Recorded data:

--- start ---

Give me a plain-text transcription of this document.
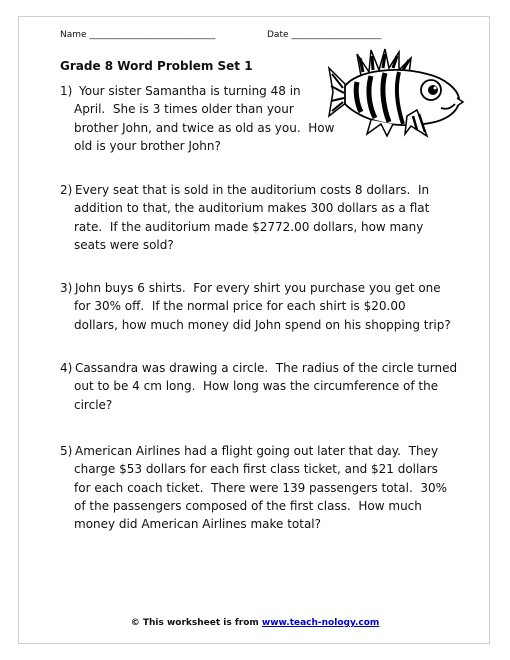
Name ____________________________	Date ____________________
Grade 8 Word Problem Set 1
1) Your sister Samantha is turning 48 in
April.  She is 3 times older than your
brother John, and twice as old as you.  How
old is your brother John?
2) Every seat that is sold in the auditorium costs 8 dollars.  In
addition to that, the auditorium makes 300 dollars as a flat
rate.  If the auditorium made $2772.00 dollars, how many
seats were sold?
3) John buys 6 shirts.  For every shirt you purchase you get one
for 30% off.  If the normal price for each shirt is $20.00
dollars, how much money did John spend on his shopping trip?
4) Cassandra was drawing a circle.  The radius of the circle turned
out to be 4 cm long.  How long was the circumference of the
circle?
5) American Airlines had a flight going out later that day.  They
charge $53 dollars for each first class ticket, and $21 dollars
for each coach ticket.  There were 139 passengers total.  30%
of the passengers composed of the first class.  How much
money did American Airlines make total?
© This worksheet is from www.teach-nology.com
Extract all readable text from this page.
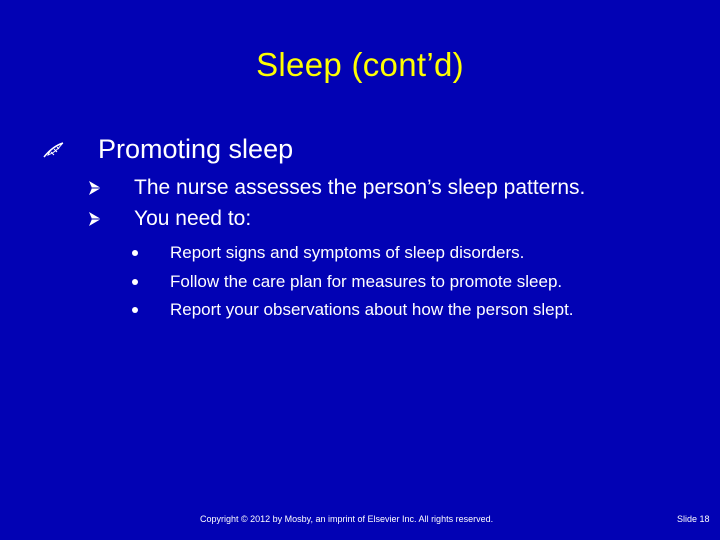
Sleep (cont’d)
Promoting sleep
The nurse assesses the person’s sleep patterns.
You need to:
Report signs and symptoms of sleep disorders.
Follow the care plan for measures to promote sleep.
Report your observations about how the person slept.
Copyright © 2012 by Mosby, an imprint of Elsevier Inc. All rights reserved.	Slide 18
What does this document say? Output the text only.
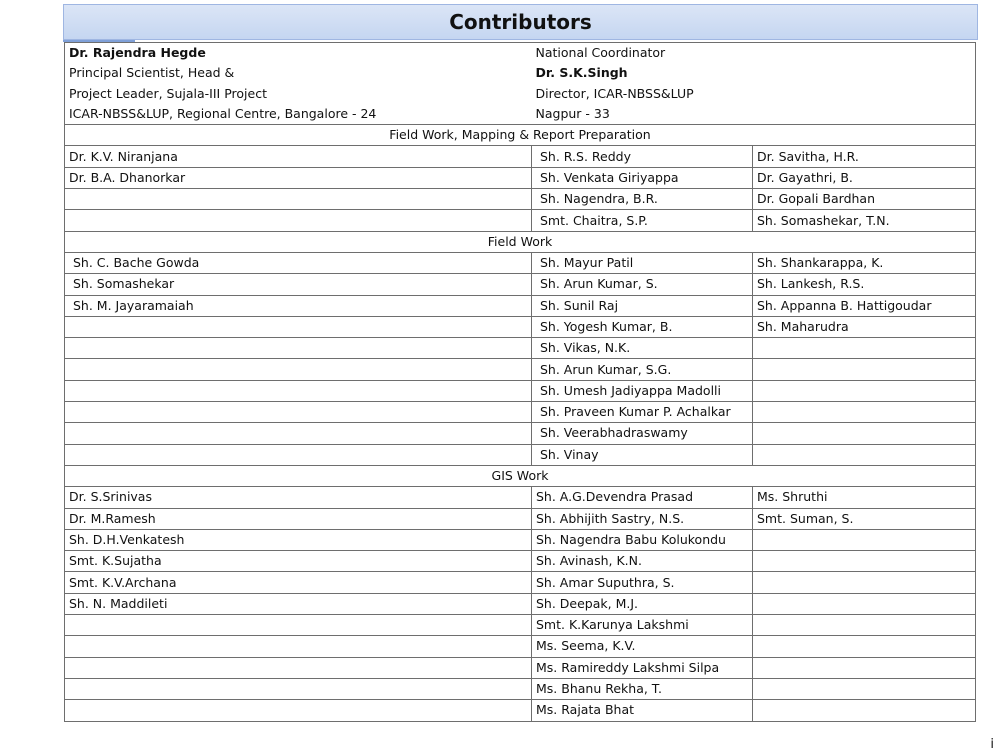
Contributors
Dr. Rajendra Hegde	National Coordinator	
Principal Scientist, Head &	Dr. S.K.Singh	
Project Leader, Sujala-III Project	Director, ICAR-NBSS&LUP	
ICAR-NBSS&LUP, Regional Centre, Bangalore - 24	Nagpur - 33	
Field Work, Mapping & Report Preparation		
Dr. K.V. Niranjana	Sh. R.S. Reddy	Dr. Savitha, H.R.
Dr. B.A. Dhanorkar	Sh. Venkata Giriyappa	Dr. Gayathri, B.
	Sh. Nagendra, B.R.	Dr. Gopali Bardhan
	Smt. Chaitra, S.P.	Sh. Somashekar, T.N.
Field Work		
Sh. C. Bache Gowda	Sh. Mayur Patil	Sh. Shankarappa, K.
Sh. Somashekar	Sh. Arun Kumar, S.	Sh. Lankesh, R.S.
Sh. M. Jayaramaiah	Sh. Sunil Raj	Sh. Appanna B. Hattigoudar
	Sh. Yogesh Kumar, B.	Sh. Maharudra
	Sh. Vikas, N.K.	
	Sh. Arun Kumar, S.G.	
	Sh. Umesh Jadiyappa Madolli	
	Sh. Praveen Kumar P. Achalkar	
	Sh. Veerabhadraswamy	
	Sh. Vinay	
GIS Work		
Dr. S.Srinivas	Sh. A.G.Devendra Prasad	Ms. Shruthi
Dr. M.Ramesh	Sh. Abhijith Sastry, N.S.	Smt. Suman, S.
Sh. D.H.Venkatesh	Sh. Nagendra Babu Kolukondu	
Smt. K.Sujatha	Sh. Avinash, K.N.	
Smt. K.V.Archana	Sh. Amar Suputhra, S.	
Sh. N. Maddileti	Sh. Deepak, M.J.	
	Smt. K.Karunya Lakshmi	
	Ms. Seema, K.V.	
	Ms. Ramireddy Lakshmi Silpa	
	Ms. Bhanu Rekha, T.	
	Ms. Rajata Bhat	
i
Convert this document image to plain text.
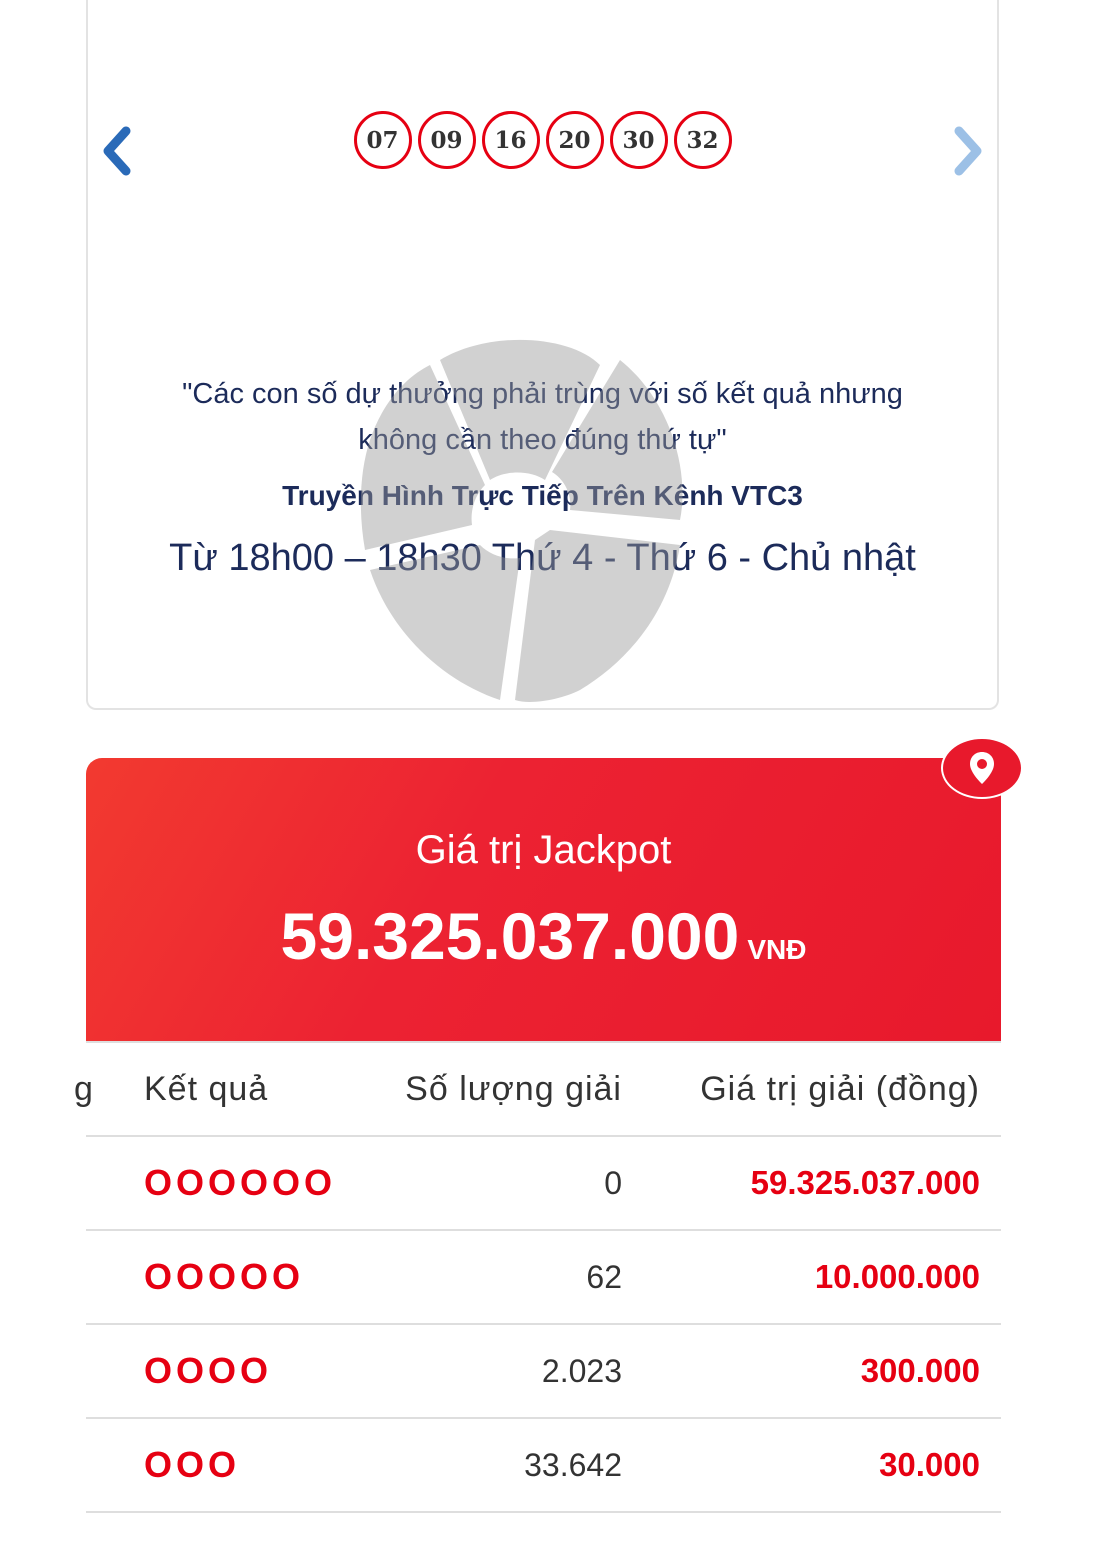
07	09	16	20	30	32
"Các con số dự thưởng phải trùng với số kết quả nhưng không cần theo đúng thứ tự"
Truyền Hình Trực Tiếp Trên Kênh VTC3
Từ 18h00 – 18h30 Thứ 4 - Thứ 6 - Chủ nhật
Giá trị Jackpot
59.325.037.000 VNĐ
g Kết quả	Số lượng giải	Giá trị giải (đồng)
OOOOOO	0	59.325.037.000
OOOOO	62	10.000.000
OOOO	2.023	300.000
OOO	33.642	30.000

--- end ---

◆ What you have to do: Nothing in the entries should change as you copy them, except that the pictures are left out.

◆ Correct output:
Give me a plain-text transcription of this document.
Name ____________________________	Date ____________________
Grade 8 Word Problem Set 1
1) Your sister Samantha is turning 48 in
April.  She is 3 times older than your
brother John, and twice as old as you.  How
old is your brother John?
2) Every seat that is sold in the auditorium costs 8 dollars.  In
addition to that, the auditorium makes 300 dollars as a flat
rate.  If the auditorium made $2772.00 dollars, how many
seats were sold?
3) John buys 6 shirts.  For every shirt you purchase you get one
for 30% off.  If the normal price for each shirt is $20.00
dollars, how much money did John spend on his shopping trip?
4) Cassandra was drawing a circle.  The radius of the circle turned
out to be 4 cm long.  How long was the circumference of the
circle?
5) American Airlines had a flight going out later that day.  They
charge $53 dollars for each first class ticket, and $21 dollars
for each coach ticket.  There were 139 passengers total.  30%
of the passengers composed of the first class.  How much
money did American Airlines make total?
© This worksheet is from www.teach-nology.com
Extract all readable text from this page.
Sleep (cont’d)
Promoting sleep
The nurse assesses the person’s sleep patterns.
You need to:
Report signs and symptoms of sleep disorders.
Follow the care plan for measures to promote sleep.
Report your observations about how the person slept.
Copyright © 2012 by Mosby, an imprint of Elsevier Inc. All rights reserved.	Slide 18
What does this document say? Output the text only.
Contributors
Dr. Rajendra Hegde	National Coordinator	
Principal Scientist, Head &	Dr. S.K.Singh	
Project Leader, Sujala-III Project	Director, ICAR-NBSS&LUP	
ICAR-NBSS&LUP, Regional Centre, Bangalore - 24	Nagpur - 33	
Field Work, Mapping & Report Preparation		
Dr. K.V. Niranjana	Sh. R.S. Reddy	Dr. Savitha, H.R.
Dr. B.A. Dhanorkar	Sh. Venkata Giriyappa	Dr. Gayathri, B.
	Sh. Nagendra, B.R.	Dr. Gopali Bardhan
	Smt. Chaitra, S.P.	Sh. Somashekar, T.N.
Field Work		
Sh. C. Bache Gowda	Sh. Mayur Patil	Sh. Shankarappa, K.
Sh. Somashekar	Sh. Arun Kumar, S.	Sh. Lankesh, R.S.
Sh. M. Jayaramaiah	Sh. Sunil Raj	Sh. Appanna B. Hattigoudar
	Sh. Yogesh Kumar, B.	Sh. Maharudra
	Sh. Vikas, N.K.	
	Sh. Arun Kumar, S.G.	
	Sh. Umesh Jadiyappa Madolli	
	Sh. Praveen Kumar P. Achalkar	
	Sh. Veerabhadraswamy	
	Sh. Vinay	
GIS Work		
Dr. S.Srinivas	Sh. A.G.Devendra Prasad	Ms. Shruthi
Dr. M.Ramesh	Sh. Abhijith Sastry, N.S.	Smt. Suman, S.
Sh. D.H.Venkatesh	Sh. Nagendra Babu Kolukondu	
Smt. K.Sujatha	Sh. Avinash, K.N.	
Smt. K.V.Archana	Sh. Amar Suputhra, S.	
Sh. N. Maddileti	Sh. Deepak, M.J.	
	Smt. K.Karunya Lakshmi	
	Ms. Seema, K.V.	
	Ms. Ramireddy Lakshmi Silpa	
	Ms. Bhanu Rekha, T.	
	Ms. Rajata Bhat	
i
Convert this document image to plain text.
07	09	16	20	30	32
"Các con số dự thưởng phải trùng với số kết quả nhưng không cần theo đúng thứ tự"
Truyền Hình Trực Tiếp Trên Kênh VTC3
Từ 18h00 – 18h30 Thứ 4 - Thứ 6 - Chủ nhật
Giá trị Jackpot
59.325.037.000 VNĐ
g Kết quả	Số lượng giải	Giá trị giải (đồng)
OOOOOO	0	59.325.037.000
OOOOO	62	10.000.000
OOOO	2.023	300.000
OOO	33.642	30.000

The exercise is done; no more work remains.